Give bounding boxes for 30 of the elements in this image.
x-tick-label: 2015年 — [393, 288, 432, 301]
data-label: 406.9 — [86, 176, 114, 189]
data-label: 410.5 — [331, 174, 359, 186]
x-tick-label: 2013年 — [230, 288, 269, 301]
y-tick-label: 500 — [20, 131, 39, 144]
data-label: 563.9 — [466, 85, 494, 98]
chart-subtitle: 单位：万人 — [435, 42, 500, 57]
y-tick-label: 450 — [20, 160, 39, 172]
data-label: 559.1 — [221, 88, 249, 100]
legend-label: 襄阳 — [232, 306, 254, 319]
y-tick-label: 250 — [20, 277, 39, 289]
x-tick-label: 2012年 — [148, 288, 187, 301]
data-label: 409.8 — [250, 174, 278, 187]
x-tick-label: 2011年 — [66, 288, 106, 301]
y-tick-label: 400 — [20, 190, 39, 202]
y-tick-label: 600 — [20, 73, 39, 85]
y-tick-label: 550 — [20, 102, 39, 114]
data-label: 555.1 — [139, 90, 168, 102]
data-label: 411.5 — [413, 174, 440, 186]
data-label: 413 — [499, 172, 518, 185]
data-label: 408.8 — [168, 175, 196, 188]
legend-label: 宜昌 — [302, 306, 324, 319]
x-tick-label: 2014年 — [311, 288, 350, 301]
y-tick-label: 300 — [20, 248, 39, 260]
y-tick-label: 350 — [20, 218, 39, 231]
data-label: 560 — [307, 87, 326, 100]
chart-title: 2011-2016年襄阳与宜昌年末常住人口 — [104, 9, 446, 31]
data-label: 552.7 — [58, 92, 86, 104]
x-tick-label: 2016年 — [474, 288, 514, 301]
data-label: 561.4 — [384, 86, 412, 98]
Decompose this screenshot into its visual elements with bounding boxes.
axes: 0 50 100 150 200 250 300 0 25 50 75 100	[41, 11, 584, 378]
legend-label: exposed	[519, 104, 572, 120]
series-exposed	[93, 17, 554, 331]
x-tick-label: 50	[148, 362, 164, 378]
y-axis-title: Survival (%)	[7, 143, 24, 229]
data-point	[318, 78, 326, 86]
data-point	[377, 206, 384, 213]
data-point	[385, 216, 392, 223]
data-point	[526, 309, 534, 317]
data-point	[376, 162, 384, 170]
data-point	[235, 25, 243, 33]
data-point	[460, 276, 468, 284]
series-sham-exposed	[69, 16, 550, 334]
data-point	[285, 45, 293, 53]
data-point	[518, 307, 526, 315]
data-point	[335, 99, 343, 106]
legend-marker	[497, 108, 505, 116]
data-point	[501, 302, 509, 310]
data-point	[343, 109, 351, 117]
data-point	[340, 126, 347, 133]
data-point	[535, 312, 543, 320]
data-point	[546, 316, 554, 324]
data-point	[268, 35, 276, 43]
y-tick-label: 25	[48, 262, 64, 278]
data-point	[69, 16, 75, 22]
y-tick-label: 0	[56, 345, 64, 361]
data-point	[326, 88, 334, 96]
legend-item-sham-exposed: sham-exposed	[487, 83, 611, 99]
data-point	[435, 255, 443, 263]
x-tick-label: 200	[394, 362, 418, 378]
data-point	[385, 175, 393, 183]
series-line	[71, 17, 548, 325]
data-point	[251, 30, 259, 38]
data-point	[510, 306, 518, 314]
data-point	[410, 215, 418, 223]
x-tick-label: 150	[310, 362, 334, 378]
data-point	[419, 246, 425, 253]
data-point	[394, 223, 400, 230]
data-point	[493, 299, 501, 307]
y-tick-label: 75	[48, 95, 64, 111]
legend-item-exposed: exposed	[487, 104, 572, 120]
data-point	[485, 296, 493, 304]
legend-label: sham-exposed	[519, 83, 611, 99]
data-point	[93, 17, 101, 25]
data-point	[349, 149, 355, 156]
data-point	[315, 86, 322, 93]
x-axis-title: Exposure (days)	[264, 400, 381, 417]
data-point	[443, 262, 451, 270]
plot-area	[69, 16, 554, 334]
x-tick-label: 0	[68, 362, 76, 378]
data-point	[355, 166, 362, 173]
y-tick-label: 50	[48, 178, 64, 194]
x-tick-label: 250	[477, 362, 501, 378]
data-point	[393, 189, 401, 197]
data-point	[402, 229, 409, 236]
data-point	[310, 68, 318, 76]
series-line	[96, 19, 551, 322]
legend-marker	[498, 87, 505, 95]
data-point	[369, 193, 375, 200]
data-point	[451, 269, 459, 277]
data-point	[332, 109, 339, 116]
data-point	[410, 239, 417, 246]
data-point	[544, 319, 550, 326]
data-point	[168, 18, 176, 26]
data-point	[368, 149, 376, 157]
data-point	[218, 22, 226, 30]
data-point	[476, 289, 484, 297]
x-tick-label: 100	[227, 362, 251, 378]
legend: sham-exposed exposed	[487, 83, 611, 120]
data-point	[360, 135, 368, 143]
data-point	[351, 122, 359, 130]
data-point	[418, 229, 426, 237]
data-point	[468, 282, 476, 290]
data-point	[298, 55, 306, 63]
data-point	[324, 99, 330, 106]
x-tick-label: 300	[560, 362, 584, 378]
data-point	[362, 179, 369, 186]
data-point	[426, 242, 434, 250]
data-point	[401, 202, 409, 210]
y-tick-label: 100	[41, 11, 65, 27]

Task requirements: Reproduce all of the lines above, character for character, without changing anything.

Result:
Give bounding boxes for 30 of the elements in this image.
x-tick-label: 2015年 — [393, 288, 432, 301]
data-label: 406.9 — [86, 176, 114, 189]
data-label: 410.5 — [331, 174, 359, 186]
x-tick-label: 2013年 — [230, 288, 269, 301]
y-tick-label: 500 — [20, 131, 39, 144]
data-label: 563.9 — [466, 85, 494, 98]
chart-subtitle: 单位：万人 — [435, 42, 500, 57]
y-tick-label: 450 — [20, 160, 39, 172]
data-label: 559.1 — [221, 88, 249, 100]
legend-label: 襄阳 — [232, 306, 254, 319]
y-tick-label: 250 — [20, 277, 39, 289]
x-tick-label: 2012年 — [148, 288, 187, 301]
data-label: 409.8 — [250, 174, 278, 187]
x-tick-label: 2011年 — [66, 288, 106, 301]
y-tick-label: 400 — [20, 190, 39, 202]
y-tick-label: 600 — [20, 73, 39, 85]
y-tick-label: 550 — [20, 102, 39, 114]
data-label: 555.1 — [139, 90, 168, 102]
data-label: 411.5 — [413, 174, 440, 186]
data-label: 413 — [499, 172, 518, 185]
data-label: 408.8 — [168, 175, 196, 188]
legend-label: 宜昌 — [302, 306, 324, 319]
x-tick-label: 2014年 — [311, 288, 350, 301]
y-tick-label: 300 — [20, 248, 39, 260]
y-tick-label: 350 — [20, 218, 39, 231]
data-label: 560 — [307, 87, 326, 100]
chart-title: 2011-2016年襄阳与宜昌年末常住人口 — [104, 9, 446, 31]
data-label: 552.7 — [58, 92, 86, 104]
x-tick-label: 2016年 — [474, 288, 514, 301]
data-label: 561.4 — [384, 86, 412, 98]
Decompose this screenshot into its visual elements with bounding boxes.
axes: 0 50 100 150 200 250 300 0 25 50 75 100	[41, 11, 584, 378]
legend-label: exposed	[519, 104, 572, 120]
series-exposed	[93, 17, 554, 331]
x-tick-label: 50	[148, 362, 164, 378]
y-axis-title: Survival (%)	[7, 143, 24, 229]
data-point	[318, 78, 326, 86]
data-point	[377, 206, 384, 213]
data-point	[385, 216, 392, 223]
data-point	[526, 309, 534, 317]
data-point	[376, 162, 384, 170]
data-point	[235, 25, 243, 33]
data-point	[460, 276, 468, 284]
series-sham-exposed	[69, 16, 550, 334]
data-point	[285, 45, 293, 53]
data-point	[518, 307, 526, 315]
data-point	[335, 99, 343, 106]
legend-marker	[497, 108, 505, 116]
data-point	[501, 302, 509, 310]
data-point	[343, 109, 351, 117]
data-point	[340, 126, 347, 133]
data-point	[535, 312, 543, 320]
data-point	[546, 316, 554, 324]
data-point	[268, 35, 276, 43]
y-tick-label: 25	[48, 262, 64, 278]
data-point	[69, 16, 75, 22]
y-tick-label: 0	[56, 345, 64, 361]
data-point	[326, 88, 334, 96]
legend-item-sham-exposed: sham-exposed	[487, 83, 611, 99]
data-point	[435, 255, 443, 263]
x-tick-label: 200	[394, 362, 418, 378]
data-point	[385, 175, 393, 183]
series-line	[71, 17, 548, 325]
data-point	[251, 30, 259, 38]
data-point	[510, 306, 518, 314]
data-point	[410, 215, 418, 223]
x-tick-label: 150	[310, 362, 334, 378]
data-point	[419, 246, 425, 253]
data-point	[394, 223, 400, 230]
data-point	[493, 299, 501, 307]
y-tick-label: 75	[48, 95, 64, 111]
legend-item-exposed: exposed	[487, 104, 572, 120]
data-point	[485, 296, 493, 304]
legend-label: sham-exposed	[519, 83, 611, 99]
data-point	[93, 17, 101, 25]
data-point	[349, 149, 355, 156]
data-point	[315, 86, 322, 93]
x-axis-title: Exposure (days)	[264, 400, 381, 417]
data-point	[443, 262, 451, 270]
plot-area	[69, 16, 554, 334]
x-tick-label: 0	[68, 362, 76, 378]
data-point	[355, 166, 362, 173]
y-tick-label: 50	[48, 178, 64, 194]
x-tick-label: 250	[477, 362, 501, 378]
data-point	[393, 189, 401, 197]
data-point	[402, 229, 409, 236]
data-point	[310, 68, 318, 76]
series-line	[96, 19, 551, 322]
legend-marker	[498, 87, 505, 95]
data-point	[369, 193, 375, 200]
data-point	[451, 269, 459, 277]
data-point	[332, 109, 339, 116]
data-point	[410, 239, 417, 246]
data-point	[544, 319, 550, 326]
data-point	[168, 18, 176, 26]
data-point	[368, 149, 376, 157]
data-point	[218, 22, 226, 30]
data-point	[476, 289, 484, 297]
x-tick-label: 100	[227, 362, 251, 378]
legend: sham-exposed exposed	[487, 83, 611, 120]
data-point	[360, 135, 368, 143]
data-point	[351, 122, 359, 130]
data-point	[418, 229, 426, 237]
data-point	[468, 282, 476, 290]
data-point	[298, 55, 306, 63]
data-point	[324, 99, 330, 106]
x-tick-label: 300	[560, 362, 584, 378]
data-point	[362, 179, 369, 186]
data-point	[426, 242, 434, 250]
data-point	[401, 202, 409, 210]
y-tick-label: 100	[41, 11, 65, 27]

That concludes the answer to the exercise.